───── Data records ─────
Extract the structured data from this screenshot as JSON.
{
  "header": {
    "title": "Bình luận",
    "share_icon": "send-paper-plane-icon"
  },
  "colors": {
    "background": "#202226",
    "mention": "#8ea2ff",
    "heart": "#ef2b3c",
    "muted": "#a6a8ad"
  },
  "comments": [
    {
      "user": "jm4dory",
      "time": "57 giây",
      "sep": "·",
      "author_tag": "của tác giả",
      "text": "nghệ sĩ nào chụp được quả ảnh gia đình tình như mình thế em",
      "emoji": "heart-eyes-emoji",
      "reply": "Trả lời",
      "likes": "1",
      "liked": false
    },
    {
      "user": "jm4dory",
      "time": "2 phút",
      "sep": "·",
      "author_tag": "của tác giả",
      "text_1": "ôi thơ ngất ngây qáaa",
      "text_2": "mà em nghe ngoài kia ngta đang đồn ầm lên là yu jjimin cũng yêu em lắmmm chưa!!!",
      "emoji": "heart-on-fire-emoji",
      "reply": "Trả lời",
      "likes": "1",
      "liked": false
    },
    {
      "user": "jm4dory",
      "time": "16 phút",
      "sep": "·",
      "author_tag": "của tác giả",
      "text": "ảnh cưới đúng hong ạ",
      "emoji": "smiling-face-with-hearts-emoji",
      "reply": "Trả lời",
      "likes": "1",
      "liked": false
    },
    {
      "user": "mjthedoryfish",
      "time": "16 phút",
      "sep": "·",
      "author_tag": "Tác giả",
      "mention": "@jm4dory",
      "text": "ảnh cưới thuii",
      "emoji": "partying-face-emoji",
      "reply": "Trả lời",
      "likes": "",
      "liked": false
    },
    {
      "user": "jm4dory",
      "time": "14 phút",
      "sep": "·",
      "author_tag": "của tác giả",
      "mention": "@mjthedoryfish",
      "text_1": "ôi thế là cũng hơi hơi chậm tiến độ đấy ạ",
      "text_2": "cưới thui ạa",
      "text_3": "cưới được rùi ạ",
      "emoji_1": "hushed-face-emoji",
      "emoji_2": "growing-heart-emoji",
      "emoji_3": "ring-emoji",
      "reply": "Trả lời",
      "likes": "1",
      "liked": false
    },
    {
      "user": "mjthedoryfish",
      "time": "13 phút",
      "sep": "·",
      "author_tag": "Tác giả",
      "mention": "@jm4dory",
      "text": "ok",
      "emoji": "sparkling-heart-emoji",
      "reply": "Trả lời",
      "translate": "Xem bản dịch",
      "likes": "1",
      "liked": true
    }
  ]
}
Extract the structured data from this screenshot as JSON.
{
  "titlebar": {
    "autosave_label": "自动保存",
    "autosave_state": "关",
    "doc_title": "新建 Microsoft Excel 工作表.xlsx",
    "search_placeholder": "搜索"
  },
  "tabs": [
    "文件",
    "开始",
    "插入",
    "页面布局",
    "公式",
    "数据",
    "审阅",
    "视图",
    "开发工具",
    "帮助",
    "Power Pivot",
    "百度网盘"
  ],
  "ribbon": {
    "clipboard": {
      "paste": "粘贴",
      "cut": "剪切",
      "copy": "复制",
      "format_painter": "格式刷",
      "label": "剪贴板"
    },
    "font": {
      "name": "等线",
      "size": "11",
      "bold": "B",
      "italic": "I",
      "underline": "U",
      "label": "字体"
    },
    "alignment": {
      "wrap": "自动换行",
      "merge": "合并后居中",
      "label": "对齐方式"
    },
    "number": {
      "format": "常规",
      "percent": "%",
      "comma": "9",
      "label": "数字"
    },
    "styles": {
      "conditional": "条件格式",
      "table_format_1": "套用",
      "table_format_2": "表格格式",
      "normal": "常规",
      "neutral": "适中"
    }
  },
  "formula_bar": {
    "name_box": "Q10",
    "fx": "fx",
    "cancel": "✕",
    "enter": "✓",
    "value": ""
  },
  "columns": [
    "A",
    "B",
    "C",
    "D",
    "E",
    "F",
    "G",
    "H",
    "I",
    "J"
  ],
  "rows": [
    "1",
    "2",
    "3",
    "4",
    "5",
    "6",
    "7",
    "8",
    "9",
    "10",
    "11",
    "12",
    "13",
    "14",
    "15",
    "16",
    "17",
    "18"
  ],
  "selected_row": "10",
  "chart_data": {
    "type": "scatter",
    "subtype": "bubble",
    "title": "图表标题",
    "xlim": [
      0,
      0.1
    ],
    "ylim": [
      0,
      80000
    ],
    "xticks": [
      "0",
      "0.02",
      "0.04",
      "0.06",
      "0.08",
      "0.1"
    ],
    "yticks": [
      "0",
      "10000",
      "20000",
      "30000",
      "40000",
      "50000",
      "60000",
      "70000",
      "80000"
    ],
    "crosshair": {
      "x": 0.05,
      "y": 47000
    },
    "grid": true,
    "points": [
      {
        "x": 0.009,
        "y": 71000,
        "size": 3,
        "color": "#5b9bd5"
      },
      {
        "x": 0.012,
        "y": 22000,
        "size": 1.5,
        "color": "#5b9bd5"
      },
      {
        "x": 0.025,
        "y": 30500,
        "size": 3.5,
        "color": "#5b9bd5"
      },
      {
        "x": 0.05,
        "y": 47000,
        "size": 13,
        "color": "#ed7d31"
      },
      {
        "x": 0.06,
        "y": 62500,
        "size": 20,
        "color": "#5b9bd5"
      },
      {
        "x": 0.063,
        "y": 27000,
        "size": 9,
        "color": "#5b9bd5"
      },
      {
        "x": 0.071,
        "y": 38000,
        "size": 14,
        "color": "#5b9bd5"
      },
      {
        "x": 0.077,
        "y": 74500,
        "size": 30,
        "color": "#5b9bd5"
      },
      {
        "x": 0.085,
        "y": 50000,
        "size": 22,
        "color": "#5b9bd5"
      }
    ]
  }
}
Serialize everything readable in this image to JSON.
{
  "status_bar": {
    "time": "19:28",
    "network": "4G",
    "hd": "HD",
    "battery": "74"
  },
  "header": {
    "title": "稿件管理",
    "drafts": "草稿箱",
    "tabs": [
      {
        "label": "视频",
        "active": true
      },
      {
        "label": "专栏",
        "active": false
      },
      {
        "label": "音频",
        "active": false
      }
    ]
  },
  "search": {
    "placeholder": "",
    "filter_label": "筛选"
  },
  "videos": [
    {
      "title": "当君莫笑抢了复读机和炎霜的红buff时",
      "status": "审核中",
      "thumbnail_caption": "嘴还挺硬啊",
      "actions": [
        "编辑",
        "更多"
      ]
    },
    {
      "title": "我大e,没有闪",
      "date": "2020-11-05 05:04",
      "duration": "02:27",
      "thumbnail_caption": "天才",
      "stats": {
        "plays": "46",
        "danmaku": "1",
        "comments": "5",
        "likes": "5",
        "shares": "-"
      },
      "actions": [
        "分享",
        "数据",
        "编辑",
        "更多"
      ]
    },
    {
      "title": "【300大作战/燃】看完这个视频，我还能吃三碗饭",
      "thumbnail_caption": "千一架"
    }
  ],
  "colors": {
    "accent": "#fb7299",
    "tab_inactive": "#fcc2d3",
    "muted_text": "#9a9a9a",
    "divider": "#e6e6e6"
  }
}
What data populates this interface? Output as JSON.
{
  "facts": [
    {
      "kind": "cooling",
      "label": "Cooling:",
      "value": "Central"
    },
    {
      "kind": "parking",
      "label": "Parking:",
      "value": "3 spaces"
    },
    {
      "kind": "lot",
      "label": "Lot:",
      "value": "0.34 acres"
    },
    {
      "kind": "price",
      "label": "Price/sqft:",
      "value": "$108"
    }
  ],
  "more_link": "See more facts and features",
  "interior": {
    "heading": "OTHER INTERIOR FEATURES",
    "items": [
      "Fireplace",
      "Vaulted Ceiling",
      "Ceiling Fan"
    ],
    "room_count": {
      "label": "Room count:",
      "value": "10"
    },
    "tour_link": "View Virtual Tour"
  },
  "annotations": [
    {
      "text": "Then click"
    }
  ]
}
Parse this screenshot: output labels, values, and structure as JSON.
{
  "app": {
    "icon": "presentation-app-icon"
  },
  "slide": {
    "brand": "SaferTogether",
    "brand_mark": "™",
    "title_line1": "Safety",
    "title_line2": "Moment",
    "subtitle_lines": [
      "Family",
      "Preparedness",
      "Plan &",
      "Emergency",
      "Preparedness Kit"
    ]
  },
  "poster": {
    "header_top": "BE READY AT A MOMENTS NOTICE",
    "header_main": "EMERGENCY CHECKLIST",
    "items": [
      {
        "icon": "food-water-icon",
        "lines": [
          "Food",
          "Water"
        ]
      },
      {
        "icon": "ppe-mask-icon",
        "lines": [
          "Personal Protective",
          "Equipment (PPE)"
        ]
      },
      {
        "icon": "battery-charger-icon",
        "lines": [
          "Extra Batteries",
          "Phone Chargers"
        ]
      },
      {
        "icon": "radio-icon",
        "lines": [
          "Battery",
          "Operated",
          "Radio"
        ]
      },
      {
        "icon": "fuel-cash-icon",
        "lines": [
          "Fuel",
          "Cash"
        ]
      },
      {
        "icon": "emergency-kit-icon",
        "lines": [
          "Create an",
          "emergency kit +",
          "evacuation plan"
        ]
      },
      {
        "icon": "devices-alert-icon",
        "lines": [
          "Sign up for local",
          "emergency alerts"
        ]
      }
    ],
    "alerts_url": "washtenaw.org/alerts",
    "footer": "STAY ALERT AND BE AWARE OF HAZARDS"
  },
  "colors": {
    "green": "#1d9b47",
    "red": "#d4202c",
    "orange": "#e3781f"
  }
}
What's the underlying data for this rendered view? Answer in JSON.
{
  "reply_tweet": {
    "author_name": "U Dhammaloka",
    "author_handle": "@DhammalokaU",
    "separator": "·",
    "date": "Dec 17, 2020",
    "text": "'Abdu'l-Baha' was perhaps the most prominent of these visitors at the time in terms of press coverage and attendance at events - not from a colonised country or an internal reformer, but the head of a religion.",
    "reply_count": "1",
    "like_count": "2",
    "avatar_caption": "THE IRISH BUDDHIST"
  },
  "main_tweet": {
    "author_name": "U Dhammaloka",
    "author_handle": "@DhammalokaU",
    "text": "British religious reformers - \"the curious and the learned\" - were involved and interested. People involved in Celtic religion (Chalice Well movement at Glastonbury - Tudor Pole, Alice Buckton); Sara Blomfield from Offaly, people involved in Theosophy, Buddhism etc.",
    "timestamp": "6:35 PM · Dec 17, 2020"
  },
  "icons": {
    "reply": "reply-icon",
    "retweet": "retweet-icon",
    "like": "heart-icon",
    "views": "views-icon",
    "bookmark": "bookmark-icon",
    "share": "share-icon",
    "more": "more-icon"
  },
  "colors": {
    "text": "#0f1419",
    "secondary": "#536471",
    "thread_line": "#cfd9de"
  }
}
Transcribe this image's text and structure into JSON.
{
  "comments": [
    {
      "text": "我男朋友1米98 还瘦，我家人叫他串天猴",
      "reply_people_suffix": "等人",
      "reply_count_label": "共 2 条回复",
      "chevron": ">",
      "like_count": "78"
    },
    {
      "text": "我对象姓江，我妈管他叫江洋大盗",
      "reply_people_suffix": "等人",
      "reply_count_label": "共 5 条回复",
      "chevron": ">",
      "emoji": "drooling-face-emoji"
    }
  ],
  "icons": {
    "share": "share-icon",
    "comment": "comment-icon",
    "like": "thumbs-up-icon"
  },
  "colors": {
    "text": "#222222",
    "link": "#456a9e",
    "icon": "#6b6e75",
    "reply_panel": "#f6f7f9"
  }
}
─────
Task statement> Tell how many lines in the material above include the word "image", giving the number only.

Expected answer> 2